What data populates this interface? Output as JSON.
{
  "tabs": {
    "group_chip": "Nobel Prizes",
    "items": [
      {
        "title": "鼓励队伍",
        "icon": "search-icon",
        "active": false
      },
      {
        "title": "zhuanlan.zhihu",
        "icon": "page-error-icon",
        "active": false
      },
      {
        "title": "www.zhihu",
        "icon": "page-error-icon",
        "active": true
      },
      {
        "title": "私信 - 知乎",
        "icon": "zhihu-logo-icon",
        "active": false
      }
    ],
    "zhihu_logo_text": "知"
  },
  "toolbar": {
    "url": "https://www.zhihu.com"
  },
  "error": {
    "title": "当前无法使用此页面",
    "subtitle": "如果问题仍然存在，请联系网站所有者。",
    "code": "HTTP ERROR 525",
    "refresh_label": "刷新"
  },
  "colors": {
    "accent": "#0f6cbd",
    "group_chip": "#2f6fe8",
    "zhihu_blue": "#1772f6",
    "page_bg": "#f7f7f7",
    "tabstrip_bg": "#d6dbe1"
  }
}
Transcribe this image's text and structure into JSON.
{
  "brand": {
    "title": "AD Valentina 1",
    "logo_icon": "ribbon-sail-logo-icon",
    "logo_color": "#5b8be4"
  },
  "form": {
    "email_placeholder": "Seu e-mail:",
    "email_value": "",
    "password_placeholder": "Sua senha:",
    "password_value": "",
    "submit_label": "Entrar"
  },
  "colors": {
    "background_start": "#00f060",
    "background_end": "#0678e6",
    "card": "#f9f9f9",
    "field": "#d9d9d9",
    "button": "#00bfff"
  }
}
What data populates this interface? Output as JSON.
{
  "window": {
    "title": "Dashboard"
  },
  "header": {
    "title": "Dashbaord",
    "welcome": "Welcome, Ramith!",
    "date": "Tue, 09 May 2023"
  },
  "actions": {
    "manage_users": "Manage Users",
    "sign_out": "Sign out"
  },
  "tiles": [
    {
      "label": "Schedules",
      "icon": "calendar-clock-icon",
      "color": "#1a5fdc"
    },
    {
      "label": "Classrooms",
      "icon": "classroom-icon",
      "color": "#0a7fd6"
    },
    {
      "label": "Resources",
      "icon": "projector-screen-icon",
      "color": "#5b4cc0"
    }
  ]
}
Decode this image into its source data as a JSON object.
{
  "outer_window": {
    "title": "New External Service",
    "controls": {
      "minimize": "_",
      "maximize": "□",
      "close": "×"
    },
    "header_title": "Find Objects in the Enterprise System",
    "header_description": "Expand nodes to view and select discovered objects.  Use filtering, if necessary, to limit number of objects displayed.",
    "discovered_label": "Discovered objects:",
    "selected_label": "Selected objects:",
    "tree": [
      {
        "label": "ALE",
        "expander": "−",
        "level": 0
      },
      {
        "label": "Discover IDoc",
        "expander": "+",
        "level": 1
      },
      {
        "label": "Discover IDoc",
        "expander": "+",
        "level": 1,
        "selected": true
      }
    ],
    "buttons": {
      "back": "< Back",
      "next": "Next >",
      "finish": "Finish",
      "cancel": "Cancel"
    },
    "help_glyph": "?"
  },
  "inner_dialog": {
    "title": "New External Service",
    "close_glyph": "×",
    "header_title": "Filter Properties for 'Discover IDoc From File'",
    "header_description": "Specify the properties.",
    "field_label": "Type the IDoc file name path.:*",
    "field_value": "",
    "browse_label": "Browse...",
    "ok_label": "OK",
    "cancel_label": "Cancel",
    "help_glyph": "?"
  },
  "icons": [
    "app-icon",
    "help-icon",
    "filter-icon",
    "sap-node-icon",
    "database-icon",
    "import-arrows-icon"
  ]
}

━━━━━━━━

● WHAT YOU NEED TO DO
Look through the listing above. Pick out each line with "IDoc" and copy it.

● SOLUTION FOR THIS TASK
        "label": "Discover IDoc",
        "label": "Discover IDoc",
    "header_title": "Filter Properties for 'Discover IDoc From File'",
    "field_label": "Type the IDoc file name path.:*",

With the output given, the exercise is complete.